'''

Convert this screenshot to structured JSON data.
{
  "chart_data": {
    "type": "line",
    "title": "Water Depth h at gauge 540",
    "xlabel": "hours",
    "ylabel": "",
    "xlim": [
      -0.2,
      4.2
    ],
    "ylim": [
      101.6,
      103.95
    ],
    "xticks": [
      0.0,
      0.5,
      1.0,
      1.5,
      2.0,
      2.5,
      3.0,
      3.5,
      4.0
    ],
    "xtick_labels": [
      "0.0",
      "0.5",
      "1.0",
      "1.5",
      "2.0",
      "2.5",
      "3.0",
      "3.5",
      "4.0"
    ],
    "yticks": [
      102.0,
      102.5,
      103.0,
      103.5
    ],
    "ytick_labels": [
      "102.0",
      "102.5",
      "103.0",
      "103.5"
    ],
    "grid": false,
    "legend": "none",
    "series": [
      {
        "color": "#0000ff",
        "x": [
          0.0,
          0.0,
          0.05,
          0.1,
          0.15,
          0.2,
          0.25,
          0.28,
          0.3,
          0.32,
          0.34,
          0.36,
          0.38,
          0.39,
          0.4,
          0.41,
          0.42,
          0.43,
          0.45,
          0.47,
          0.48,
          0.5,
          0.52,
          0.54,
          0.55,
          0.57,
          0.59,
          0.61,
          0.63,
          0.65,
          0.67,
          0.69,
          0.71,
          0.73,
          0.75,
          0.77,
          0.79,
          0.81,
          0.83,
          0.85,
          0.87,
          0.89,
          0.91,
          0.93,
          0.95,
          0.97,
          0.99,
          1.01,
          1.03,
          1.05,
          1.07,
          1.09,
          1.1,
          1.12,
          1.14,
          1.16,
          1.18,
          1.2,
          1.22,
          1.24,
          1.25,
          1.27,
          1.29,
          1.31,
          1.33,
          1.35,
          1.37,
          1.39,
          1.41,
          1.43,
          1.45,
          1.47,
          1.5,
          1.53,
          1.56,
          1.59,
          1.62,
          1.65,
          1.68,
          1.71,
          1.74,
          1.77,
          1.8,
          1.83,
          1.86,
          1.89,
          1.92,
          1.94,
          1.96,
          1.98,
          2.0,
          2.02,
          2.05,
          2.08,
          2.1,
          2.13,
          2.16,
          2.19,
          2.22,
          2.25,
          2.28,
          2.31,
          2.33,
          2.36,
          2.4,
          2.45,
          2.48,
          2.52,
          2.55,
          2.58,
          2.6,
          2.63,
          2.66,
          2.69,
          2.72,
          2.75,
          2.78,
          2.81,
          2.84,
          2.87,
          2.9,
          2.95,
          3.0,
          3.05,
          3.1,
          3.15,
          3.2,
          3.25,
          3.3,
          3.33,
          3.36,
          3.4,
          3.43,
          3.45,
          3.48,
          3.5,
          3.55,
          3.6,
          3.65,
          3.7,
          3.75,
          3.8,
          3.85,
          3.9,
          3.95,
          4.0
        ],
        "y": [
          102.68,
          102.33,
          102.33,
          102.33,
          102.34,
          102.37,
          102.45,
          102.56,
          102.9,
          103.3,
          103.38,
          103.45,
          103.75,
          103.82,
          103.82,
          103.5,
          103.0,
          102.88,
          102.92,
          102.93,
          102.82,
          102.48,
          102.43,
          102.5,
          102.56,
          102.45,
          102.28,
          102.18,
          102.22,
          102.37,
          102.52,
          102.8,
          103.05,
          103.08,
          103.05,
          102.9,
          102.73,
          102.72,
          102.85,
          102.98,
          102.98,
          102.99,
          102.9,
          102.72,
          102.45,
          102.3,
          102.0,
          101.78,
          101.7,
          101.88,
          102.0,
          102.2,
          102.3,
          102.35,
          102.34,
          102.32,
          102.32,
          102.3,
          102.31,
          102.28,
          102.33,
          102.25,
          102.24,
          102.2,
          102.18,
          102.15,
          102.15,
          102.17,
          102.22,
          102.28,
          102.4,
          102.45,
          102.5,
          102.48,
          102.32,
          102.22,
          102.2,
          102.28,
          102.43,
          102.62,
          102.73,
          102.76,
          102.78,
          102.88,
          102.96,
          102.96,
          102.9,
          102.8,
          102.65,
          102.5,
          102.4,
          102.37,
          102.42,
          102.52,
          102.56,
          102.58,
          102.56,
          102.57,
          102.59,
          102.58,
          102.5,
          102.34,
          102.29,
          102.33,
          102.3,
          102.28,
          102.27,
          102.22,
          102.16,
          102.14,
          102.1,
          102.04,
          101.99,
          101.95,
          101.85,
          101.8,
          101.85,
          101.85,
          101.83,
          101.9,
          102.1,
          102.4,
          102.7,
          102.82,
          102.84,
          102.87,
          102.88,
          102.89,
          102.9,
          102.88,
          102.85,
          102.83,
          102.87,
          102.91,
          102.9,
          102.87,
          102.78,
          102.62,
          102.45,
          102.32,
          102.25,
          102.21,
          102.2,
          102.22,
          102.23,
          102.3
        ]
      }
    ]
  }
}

'''

_SET PROBLEM_
Write the entire listing out again, word for word.

_TASK SOLUTION_
Convert this screenshot to structured JSON data.
{
  "chart_data": {
    "type": "line",
    "title": "Water Depth h at gauge 540",
    "xlabel": "hours",
    "ylabel": "",
    "xlim": [
      -0.2,
      4.2
    ],
    "ylim": [
      101.6,
      103.95
    ],
    "xticks": [
      0.0,
      0.5,
      1.0,
      1.5,
      2.0,
      2.5,
      3.0,
      3.5,
      4.0
    ],
    "xtick_labels": [
      "0.0",
      "0.5",
      "1.0",
      "1.5",
      "2.0",
      "2.5",
      "3.0",
      "3.5",
      "4.0"
    ],
    "yticks": [
      102.0,
      102.5,
      103.0,
      103.5
    ],
    "ytick_labels": [
      "102.0",
      "102.5",
      "103.0",
      "103.5"
    ],
    "grid": false,
    "legend": "none",
    "series": [
      {
        "color": "#0000ff",
        "x": [
          0.0,
          0.0,
          0.05,
          0.1,
          0.15,
          0.2,
          0.25,
          0.28,
          0.3,
          0.32,
          0.34,
          0.36,
          0.38,
          0.39,
          0.4,
          0.41,
          0.42,
          0.43,
          0.45,
          0.47,
          0.48,
          0.5,
          0.52,
          0.54,
          0.55,
          0.57,
          0.59,
          0.61,
          0.63,
          0.65,
          0.67,
          0.69,
          0.71,
          0.73,
          0.75,
          0.77,
          0.79,
          0.81,
          0.83,
          0.85,
          0.87,
          0.89,
          0.91,
          0.93,
          0.95,
          0.97,
          0.99,
          1.01,
          1.03,
          1.05,
          1.07,
          1.09,
          1.1,
          1.12,
          1.14,
          1.16,
          1.18,
          1.2,
          1.22,
          1.24,
          1.25,
          1.27,
          1.29,
          1.31,
          1.33,
          1.35,
          1.37,
          1.39,
          1.41,
          1.43,
          1.45,
          1.47,
          1.5,
          1.53,
          1.56,
          1.59,
          1.62,
          1.65,
          1.68,
          1.71,
          1.74,
          1.77,
          1.8,
          1.83,
          1.86,
          1.89,
          1.92,
          1.94,
          1.96,
          1.98,
          2.0,
          2.02,
          2.05,
          2.08,
          2.1,
          2.13,
          2.16,
          2.19,
          2.22,
          2.25,
          2.28,
          2.31,
          2.33,
          2.36,
          2.4,
          2.45,
          2.48,
          2.52,
          2.55,
          2.58,
          2.6,
          2.63,
          2.66,
          2.69,
          2.72,
          2.75,
          2.78,
          2.81,
          2.84,
          2.87,
          2.9,
          2.95,
          3.0,
          3.05,
          3.1,
          3.15,
          3.2,
          3.25,
          3.3,
          3.33,
          3.36,
          3.4,
          3.43,
          3.45,
          3.48,
          3.5,
          3.55,
          3.6,
          3.65,
          3.7,
          3.75,
          3.8,
          3.85,
          3.9,
          3.95,
          4.0
        ],
        "y": [
          102.68,
          102.33,
          102.33,
          102.33,
          102.34,
          102.37,
          102.45,
          102.56,
          102.9,
          103.3,
          103.38,
          103.45,
          103.75,
          103.82,
          103.82,
          103.5,
          103.0,
          102.88,
          102.92,
          102.93,
          102.82,
          102.48,
          102.43,
          102.5,
          102.56,
          102.45,
          102.28,
          102.18,
          102.22,
          102.37,
          102.52,
          102.8,
          103.05,
          103.08,
          103.05,
          102.9,
          102.73,
          102.72,
          102.85,
          102.98,
          102.98,
          102.99,
          102.9,
          102.72,
          102.45,
          102.3,
          102.0,
          101.78,
          101.7,
          101.88,
          102.0,
          102.2,
          102.3,
          102.35,
          102.34,
          102.32,
          102.32,
          102.3,
          102.31,
          102.28,
          102.33,
          102.25,
          102.24,
          102.2,
          102.18,
          102.15,
          102.15,
          102.17,
          102.22,
          102.28,
          102.4,
          102.45,
          102.5,
          102.48,
          102.32,
          102.22,
          102.2,
          102.28,
          102.43,
          102.62,
          102.73,
          102.76,
          102.78,
          102.88,
          102.96,
          102.96,
          102.9,
          102.8,
          102.65,
          102.5,
          102.4,
          102.37,
          102.42,
          102.52,
          102.56,
          102.58,
          102.56,
          102.57,
          102.59,
          102.58,
          102.5,
          102.34,
          102.29,
          102.33,
          102.3,
          102.28,
          102.27,
          102.22,
          102.16,
          102.14,
          102.1,
          102.04,
          101.99,
          101.95,
          101.85,
          101.8,
          101.85,
          101.85,
          101.83,
          101.9,
          102.1,
          102.4,
          102.7,
          102.82,
          102.84,
          102.87,
          102.88,
          102.89,
          102.9,
          102.88,
          102.85,
          102.83,
          102.87,
          102.91,
          102.9,
          102.87,
          102.78,
          102.62,
          102.45,
          102.32,
          102.25,
          102.21,
          102.2,
          102.22,
          102.23,
          102.3
        ]
      }
    ]
  }
}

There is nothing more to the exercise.